Search the material for the word "type" and copy each line that holds it.

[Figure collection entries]

************

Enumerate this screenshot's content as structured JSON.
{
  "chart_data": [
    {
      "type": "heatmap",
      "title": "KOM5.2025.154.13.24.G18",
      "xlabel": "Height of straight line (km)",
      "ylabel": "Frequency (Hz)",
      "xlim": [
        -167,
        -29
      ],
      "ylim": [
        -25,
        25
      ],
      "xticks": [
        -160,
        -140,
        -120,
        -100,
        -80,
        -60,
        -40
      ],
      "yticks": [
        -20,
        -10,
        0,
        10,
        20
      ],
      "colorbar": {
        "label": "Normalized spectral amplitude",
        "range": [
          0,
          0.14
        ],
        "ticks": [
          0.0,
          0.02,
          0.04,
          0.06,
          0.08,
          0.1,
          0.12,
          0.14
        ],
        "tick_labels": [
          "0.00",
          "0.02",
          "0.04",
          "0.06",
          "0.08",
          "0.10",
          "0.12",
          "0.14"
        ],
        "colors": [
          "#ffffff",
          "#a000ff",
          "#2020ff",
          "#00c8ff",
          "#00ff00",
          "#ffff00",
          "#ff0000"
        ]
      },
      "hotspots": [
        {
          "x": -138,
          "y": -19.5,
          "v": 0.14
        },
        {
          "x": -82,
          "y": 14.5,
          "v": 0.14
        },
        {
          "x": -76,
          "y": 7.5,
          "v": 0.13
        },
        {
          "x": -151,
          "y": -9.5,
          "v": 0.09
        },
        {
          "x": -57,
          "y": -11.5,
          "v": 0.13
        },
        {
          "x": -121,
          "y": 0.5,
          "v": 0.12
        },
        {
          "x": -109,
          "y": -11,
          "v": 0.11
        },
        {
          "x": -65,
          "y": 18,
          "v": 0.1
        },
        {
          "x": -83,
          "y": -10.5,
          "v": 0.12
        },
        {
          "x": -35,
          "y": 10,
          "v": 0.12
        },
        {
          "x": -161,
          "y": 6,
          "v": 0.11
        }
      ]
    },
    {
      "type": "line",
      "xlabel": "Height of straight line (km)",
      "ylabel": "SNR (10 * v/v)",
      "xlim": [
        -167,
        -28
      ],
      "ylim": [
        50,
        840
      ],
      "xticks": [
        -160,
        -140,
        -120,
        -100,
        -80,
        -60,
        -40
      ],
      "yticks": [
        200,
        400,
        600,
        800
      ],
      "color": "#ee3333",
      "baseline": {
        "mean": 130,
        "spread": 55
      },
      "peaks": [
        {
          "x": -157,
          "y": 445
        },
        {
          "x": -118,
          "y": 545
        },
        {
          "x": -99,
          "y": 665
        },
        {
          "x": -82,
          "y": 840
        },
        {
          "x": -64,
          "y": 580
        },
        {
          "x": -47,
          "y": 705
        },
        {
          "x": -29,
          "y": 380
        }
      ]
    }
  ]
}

************

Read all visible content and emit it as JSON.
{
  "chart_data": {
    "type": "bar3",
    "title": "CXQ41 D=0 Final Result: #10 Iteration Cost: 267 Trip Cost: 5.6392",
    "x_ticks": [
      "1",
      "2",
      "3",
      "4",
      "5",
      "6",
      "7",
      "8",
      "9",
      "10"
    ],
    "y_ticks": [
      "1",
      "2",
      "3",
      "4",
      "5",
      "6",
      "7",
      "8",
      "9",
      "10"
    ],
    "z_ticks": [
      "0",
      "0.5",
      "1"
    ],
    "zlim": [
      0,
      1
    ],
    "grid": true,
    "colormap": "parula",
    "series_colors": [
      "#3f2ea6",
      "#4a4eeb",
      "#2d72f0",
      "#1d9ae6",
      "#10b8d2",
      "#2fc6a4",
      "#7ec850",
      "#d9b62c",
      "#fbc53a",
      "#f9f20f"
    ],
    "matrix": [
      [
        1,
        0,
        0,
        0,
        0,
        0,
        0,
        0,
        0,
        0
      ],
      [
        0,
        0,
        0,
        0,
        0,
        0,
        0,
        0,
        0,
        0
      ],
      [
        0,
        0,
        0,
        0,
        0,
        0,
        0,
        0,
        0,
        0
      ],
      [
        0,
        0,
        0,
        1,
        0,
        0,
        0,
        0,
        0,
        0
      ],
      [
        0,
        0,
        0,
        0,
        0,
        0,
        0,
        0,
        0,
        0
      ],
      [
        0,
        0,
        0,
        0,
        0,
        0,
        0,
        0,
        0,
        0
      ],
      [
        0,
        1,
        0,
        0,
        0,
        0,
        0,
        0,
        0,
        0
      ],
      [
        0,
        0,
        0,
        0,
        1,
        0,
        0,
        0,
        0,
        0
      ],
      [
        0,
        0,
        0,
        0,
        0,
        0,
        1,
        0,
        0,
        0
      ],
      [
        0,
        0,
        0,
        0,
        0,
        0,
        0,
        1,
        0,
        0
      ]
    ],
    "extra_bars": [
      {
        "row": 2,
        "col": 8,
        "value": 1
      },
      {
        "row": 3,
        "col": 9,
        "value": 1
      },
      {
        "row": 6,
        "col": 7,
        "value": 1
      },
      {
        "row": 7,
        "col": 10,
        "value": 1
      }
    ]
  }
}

************

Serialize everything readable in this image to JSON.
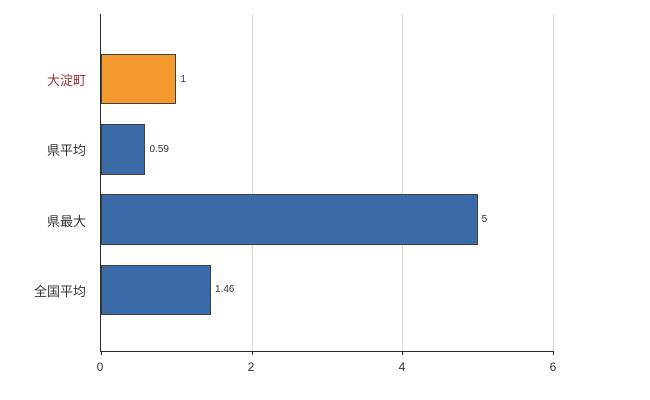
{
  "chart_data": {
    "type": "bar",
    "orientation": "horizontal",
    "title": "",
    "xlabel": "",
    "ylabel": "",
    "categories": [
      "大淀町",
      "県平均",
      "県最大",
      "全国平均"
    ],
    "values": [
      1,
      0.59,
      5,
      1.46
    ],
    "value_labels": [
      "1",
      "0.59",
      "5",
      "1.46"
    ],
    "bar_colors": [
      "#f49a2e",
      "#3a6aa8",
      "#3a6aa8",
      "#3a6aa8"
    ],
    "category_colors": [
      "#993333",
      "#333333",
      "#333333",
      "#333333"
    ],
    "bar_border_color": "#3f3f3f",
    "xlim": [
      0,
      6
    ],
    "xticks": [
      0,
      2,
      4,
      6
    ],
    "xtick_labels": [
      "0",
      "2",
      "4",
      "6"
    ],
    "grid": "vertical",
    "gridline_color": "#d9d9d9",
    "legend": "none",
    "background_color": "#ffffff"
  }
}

************

* **Solution to this problem**
      "type": "heatmap",
      "type": "line",
    "type": "bar3",
    "type": "bar",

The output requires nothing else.